▶ _Given request_:
Wherever the word "name" appears in a line, extract that line.

+ + + +

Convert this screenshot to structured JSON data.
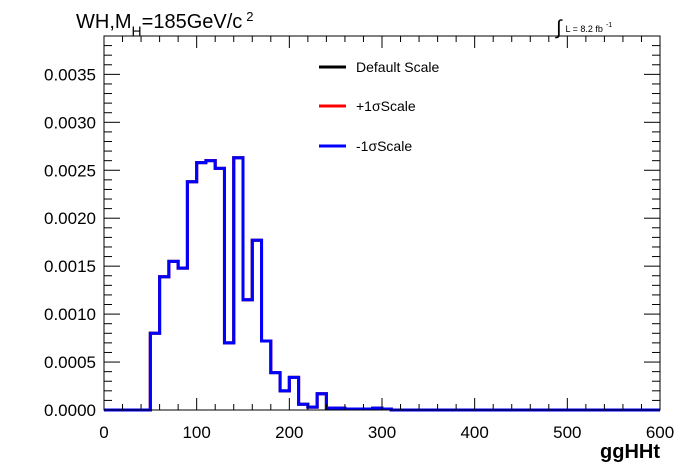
{
  "chart_data": {
    "type": "line",
    "title": {
      "main": "WH,M",
      "subscript": "H",
      "rest": "=185GeV/c",
      "superscript": "2"
    },
    "luminosity": {
      "integral_symbol": "∫",
      "text": "L = 8.2 fb",
      "superscript": "-1"
    },
    "xlabel": "ggHHt",
    "ylabel": "",
    "xlim": [
      0,
      600
    ],
    "ylim": [
      0,
      0.0039
    ],
    "x_ticks": [
      0,
      100,
      200,
      300,
      400,
      500,
      600
    ],
    "x_tick_labels": [
      "0",
      "100",
      "200",
      "300",
      "400",
      "500",
      "600"
    ],
    "y_ticks": [
      0,
      0.0005,
      0.001,
      0.0015,
      0.002,
      0.0025,
      0.003,
      0.0035
    ],
    "y_tick_labels": [
      "0.0000",
      "0.0005",
      "0.0010",
      "0.0015",
      "0.0020",
      "0.0025",
      "0.0030",
      "0.0035"
    ],
    "legend_placement": "top-center",
    "bin_edges": [
      0,
      10,
      20,
      30,
      40,
      50,
      60,
      70,
      80,
      90,
      100,
      110,
      120,
      130,
      140,
      150,
      160,
      170,
      180,
      190,
      200,
      210,
      220,
      230,
      240,
      250,
      260,
      270,
      280,
      290,
      300,
      310,
      320,
      330,
      340,
      350,
      360,
      370,
      380,
      390,
      400,
      410,
      420,
      430,
      440,
      450,
      460,
      470,
      480,
      490,
      500,
      510,
      520,
      530,
      540,
      550,
      560,
      570,
      580,
      590,
      600
    ],
    "series": [
      {
        "name": "Default Scale",
        "color": "#000000",
        "values": [
          0,
          0,
          0,
          0,
          0,
          0.0008,
          0.00139,
          0.00155,
          0.00148,
          0.00238,
          0.00258,
          0.0026,
          0.00252,
          0.0007,
          0.00263,
          0.00115,
          0.00177,
          0.00072,
          0.00039,
          0.0002,
          0.00034,
          6e-05,
          3e-05,
          0.00017,
          2e-05,
          2e-05,
          1e-05,
          1e-05,
          1e-05,
          2e-05,
          1e-05,
          0,
          0,
          0,
          0,
          0,
          0,
          0,
          0,
          0,
          0,
          0,
          0,
          0,
          0,
          0,
          0,
          0,
          0,
          0,
          0,
          0,
          0,
          0,
          0,
          0,
          0,
          0,
          0,
          0
        ]
      },
      {
        "name": "+1σScale",
        "color": "#ff0000",
        "values": [
          0,
          0,
          0,
          0,
          0,
          0.0008,
          0.00139,
          0.00155,
          0.00148,
          0.00238,
          0.00258,
          0.0026,
          0.00252,
          0.0007,
          0.00263,
          0.00115,
          0.00177,
          0.00072,
          0.00039,
          0.0002,
          0.00034,
          6e-05,
          3e-05,
          0.00017,
          2e-05,
          2e-05,
          1e-05,
          1e-05,
          1e-05,
          2e-05,
          1e-05,
          0,
          0,
          0,
          0,
          0,
          0,
          0,
          0,
          0,
          0,
          0,
          0,
          0,
          0,
          0,
          0,
          0,
          0,
          0,
          0,
          0,
          0,
          0,
          0,
          0,
          0,
          0,
          0,
          0
        ]
      },
      {
        "name": "-1σScale",
        "color": "#0000ff",
        "values": [
          0,
          0,
          0,
          0,
          0,
          0.0008,
          0.00139,
          0.00155,
          0.00148,
          0.00238,
          0.00258,
          0.0026,
          0.00252,
          0.0007,
          0.00263,
          0.00115,
          0.00177,
          0.00072,
          0.00039,
          0.0002,
          0.00034,
          6e-05,
          3e-05,
          0.00017,
          2e-05,
          2e-05,
          1e-05,
          1e-05,
          1e-05,
          2e-05,
          1e-05,
          0,
          0,
          0,
          0,
          0,
          0,
          0,
          0,
          0,
          0,
          0,
          0,
          0,
          0,
          0,
          0,
          0,
          0,
          0,
          0,
          0,
          0,
          0,
          0,
          0,
          0,
          0,
          0,
          0
        ]
      }
    ]
  }
}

+ + + +

▶ _Answer to this problem_:
        "name": "Default Scale",
        "name": "+1σScale",
        "name": "-1σScale",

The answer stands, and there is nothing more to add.